[Excerpts from a figure dataset]

:::::

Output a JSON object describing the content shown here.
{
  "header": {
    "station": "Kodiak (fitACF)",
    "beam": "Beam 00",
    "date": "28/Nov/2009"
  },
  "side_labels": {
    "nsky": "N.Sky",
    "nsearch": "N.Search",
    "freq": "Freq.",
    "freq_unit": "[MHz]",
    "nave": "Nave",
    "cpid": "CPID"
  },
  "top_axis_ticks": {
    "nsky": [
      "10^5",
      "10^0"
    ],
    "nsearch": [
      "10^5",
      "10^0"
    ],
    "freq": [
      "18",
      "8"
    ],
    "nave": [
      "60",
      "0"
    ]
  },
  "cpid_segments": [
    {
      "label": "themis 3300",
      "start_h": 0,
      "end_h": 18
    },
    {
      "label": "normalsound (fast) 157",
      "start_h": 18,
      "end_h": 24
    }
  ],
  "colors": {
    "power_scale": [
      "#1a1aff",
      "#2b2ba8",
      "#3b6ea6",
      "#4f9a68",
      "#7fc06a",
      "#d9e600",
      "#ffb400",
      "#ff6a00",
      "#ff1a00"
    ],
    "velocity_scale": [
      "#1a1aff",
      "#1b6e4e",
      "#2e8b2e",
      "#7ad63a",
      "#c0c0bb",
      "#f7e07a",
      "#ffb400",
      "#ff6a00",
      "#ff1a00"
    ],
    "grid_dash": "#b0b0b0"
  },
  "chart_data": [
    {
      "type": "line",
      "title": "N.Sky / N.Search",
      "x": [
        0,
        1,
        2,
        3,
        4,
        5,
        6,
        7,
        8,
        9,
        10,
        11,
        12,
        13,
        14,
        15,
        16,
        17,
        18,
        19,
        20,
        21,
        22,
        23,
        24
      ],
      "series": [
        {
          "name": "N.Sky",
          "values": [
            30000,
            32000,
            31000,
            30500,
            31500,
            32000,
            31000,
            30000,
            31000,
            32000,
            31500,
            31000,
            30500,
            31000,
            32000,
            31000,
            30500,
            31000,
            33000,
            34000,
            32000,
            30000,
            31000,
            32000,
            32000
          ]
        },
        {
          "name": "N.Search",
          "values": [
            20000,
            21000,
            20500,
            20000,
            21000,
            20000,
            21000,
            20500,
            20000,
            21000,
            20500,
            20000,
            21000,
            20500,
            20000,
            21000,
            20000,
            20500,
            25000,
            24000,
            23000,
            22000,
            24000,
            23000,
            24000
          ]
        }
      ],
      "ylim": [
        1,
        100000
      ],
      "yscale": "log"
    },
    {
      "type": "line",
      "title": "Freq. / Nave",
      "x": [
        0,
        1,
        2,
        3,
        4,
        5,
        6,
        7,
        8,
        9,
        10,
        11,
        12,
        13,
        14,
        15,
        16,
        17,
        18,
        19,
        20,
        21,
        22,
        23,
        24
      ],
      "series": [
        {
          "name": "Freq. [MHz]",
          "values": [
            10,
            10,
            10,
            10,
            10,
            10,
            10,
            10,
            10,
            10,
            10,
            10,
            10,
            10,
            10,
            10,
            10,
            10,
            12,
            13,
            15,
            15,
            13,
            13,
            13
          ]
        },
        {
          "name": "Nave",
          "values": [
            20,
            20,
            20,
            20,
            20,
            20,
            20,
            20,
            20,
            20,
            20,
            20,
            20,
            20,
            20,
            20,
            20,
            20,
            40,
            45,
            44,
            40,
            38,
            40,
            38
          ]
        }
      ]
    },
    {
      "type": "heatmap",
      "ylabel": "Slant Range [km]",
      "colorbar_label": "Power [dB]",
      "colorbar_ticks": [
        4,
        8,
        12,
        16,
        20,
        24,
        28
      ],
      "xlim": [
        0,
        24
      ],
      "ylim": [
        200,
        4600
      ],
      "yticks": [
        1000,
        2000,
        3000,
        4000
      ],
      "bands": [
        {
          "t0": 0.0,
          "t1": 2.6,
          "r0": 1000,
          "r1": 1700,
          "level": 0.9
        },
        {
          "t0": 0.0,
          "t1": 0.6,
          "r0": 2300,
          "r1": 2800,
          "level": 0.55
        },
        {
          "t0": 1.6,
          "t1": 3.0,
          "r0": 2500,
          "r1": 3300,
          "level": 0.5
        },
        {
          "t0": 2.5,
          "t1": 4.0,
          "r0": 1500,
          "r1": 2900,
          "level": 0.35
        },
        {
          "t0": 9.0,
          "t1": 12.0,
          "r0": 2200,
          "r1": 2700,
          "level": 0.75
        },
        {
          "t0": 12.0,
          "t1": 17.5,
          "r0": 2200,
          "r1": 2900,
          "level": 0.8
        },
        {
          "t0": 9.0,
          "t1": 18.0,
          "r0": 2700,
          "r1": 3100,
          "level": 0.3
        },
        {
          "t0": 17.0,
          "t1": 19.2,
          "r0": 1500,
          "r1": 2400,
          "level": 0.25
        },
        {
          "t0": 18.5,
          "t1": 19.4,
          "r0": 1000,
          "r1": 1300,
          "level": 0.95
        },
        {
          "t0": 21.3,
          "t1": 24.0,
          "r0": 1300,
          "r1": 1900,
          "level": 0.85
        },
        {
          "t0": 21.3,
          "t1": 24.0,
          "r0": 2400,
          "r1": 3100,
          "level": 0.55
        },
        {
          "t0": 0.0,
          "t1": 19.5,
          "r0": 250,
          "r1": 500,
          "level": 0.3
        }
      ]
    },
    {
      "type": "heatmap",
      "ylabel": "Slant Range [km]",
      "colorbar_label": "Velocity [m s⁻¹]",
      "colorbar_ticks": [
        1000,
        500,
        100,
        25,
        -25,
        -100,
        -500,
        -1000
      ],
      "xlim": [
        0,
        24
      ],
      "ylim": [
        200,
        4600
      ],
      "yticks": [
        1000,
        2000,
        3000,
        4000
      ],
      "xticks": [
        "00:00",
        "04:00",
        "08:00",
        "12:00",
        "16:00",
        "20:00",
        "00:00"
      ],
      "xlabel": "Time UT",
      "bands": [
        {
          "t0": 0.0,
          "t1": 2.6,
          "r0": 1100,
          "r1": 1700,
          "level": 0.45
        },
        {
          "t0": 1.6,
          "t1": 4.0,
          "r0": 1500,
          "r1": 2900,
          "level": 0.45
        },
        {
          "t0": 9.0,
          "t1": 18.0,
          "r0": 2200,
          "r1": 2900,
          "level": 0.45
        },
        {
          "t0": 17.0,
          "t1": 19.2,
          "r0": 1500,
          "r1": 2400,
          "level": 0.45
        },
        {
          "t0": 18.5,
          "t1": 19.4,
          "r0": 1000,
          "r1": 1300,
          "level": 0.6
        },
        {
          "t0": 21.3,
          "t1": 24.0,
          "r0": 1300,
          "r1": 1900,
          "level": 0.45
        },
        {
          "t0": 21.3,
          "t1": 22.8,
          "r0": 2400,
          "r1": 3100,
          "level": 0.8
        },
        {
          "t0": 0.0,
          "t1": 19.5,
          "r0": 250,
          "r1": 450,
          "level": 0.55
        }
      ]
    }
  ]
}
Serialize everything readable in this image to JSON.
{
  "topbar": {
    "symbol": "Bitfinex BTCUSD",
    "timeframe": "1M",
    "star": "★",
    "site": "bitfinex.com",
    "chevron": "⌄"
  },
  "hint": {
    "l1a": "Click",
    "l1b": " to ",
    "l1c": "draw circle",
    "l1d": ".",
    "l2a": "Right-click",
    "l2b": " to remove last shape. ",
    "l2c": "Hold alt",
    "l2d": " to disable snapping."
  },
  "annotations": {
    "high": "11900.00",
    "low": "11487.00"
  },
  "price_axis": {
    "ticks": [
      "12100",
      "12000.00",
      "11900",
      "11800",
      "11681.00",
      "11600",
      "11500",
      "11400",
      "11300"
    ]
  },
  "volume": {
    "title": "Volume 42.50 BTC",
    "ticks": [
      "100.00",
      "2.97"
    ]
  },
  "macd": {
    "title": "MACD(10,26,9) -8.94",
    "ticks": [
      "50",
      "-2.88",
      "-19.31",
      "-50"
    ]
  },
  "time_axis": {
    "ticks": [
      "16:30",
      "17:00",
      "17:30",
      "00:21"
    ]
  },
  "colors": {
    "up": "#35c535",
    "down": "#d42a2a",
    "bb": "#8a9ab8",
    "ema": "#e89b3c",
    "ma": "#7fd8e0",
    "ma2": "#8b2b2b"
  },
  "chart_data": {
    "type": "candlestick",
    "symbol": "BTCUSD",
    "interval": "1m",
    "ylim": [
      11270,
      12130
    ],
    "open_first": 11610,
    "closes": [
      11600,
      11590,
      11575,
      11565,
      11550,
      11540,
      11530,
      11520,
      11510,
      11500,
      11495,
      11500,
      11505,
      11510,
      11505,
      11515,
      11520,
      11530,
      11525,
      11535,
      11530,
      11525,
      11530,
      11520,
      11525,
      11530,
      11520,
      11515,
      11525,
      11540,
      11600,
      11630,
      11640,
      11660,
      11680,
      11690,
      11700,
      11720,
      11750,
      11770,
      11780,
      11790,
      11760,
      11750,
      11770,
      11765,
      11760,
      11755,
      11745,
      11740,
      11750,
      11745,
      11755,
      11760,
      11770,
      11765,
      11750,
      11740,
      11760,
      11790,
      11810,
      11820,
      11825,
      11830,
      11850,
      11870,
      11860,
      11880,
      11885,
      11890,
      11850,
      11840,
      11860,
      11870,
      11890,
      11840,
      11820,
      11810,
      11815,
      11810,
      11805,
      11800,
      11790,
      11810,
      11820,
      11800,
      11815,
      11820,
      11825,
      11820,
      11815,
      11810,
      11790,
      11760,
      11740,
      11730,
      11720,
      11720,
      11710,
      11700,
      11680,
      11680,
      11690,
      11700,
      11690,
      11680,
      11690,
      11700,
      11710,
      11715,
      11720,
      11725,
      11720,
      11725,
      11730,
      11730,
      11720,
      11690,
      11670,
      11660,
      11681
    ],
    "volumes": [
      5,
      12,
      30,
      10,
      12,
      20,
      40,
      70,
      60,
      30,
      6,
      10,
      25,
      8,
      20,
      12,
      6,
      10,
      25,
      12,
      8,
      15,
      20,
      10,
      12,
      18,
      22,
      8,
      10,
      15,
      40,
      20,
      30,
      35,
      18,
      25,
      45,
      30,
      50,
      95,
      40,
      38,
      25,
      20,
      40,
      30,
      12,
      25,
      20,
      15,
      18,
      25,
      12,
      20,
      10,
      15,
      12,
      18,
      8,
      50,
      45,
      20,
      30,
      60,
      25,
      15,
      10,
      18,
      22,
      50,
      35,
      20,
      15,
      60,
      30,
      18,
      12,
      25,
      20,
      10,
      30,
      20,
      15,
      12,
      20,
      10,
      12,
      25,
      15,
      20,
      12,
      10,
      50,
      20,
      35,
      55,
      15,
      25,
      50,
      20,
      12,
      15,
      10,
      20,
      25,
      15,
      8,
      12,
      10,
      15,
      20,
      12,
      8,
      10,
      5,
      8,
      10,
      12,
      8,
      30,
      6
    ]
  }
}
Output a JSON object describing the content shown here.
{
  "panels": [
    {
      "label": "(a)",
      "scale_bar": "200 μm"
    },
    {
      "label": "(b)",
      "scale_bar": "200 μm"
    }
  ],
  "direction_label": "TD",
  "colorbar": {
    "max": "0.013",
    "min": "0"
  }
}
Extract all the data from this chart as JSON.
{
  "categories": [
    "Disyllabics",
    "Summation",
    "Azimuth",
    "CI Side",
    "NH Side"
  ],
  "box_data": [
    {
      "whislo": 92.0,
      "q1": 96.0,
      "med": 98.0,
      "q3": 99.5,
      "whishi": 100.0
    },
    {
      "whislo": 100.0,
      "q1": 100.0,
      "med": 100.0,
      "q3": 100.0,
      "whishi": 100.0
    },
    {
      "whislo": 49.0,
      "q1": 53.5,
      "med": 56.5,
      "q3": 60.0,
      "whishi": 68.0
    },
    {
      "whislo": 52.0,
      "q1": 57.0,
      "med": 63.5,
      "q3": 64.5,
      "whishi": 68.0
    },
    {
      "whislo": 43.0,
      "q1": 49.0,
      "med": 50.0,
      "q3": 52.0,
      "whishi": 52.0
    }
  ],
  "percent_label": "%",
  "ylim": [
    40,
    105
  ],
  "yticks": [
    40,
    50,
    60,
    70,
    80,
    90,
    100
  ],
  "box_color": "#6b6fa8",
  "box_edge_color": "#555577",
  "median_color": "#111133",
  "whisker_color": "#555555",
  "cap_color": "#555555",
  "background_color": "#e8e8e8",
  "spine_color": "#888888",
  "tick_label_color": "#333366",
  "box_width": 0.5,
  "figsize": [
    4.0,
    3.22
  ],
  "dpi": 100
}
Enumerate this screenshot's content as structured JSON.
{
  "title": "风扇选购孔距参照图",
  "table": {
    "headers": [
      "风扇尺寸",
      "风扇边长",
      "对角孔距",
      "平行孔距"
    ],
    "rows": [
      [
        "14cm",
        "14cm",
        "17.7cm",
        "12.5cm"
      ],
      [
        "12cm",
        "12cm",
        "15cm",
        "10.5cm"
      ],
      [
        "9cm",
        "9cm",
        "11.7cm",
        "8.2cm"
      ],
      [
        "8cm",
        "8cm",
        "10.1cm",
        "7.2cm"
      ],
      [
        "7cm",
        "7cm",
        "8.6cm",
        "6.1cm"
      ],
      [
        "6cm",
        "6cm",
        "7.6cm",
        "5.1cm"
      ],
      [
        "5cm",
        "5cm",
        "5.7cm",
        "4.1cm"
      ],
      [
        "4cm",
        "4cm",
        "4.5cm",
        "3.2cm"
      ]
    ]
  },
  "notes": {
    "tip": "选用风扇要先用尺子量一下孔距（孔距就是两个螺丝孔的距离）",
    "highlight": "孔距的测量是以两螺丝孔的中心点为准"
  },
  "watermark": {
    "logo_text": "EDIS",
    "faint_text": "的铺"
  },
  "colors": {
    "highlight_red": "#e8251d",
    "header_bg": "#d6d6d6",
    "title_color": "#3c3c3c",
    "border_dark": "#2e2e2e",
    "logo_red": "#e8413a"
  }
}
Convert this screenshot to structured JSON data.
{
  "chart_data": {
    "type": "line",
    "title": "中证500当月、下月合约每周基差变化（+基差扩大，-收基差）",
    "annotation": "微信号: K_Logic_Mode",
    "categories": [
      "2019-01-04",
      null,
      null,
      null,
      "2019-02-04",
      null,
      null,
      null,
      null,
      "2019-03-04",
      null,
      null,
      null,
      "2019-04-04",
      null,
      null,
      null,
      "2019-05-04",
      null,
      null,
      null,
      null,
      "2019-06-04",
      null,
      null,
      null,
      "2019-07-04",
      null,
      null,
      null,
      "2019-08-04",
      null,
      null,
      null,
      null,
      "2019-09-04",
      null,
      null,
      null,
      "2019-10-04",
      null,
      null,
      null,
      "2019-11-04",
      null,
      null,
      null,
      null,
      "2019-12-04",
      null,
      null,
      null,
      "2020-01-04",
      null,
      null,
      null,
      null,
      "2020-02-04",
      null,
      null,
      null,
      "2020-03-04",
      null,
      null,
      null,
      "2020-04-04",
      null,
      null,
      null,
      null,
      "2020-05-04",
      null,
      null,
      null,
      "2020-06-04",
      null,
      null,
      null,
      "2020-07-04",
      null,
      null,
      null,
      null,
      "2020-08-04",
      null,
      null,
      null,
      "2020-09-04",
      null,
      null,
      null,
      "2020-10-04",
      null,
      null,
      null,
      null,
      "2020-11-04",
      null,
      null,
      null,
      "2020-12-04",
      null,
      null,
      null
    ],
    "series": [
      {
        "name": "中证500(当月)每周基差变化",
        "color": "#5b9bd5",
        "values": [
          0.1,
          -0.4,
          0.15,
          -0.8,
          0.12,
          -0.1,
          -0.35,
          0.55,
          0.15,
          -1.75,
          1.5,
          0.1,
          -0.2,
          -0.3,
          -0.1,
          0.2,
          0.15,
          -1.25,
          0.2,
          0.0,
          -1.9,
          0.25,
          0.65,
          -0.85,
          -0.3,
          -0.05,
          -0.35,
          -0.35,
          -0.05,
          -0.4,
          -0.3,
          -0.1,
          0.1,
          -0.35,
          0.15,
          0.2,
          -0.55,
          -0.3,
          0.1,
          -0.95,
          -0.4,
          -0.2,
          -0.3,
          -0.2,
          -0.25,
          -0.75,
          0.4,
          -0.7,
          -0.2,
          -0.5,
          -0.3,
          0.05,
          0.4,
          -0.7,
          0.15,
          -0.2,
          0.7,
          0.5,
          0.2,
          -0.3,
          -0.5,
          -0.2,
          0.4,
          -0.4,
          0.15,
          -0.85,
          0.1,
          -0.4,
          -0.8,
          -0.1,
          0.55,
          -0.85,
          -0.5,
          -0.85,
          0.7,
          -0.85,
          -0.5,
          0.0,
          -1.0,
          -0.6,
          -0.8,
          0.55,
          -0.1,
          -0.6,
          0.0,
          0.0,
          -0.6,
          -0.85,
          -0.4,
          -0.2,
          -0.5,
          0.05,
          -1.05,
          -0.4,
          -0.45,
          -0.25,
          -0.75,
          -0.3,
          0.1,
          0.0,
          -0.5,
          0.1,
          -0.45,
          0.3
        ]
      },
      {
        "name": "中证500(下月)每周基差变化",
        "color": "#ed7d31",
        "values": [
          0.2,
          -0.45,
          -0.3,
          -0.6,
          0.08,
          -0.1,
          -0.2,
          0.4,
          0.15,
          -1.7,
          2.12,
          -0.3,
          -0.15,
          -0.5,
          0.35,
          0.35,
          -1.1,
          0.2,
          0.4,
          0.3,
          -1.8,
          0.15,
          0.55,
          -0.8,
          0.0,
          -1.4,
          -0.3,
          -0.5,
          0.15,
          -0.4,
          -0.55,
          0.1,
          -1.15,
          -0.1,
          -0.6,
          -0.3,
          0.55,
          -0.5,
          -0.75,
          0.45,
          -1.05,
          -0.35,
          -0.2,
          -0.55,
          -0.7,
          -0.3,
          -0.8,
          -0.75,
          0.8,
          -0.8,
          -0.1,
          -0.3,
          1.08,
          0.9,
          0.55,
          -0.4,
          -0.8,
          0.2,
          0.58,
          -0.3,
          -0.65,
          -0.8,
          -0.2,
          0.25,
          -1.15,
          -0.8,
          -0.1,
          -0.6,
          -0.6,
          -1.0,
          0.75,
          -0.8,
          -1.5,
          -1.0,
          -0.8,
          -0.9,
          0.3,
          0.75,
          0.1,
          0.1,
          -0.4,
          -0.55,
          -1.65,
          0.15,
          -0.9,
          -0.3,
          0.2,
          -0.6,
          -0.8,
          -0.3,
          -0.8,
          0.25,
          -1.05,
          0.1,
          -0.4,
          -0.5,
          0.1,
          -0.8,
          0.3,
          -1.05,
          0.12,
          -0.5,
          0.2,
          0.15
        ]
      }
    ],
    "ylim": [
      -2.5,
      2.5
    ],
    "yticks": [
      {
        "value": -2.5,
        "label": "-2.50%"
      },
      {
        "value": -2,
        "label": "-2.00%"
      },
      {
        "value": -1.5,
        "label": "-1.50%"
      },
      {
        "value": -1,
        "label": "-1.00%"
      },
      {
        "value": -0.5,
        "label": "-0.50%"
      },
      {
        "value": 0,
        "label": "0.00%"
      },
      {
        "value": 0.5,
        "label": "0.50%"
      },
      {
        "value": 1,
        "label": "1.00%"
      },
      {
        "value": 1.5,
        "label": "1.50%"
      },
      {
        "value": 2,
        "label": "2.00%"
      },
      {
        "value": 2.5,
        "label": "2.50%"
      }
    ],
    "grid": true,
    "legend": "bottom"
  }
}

:::::

Task requirements: From the data above, copy each line where the string "structured" appears.

Task solution:
Enumerate this screenshot's content as structured JSON.
Convert this screenshot to structured JSON data.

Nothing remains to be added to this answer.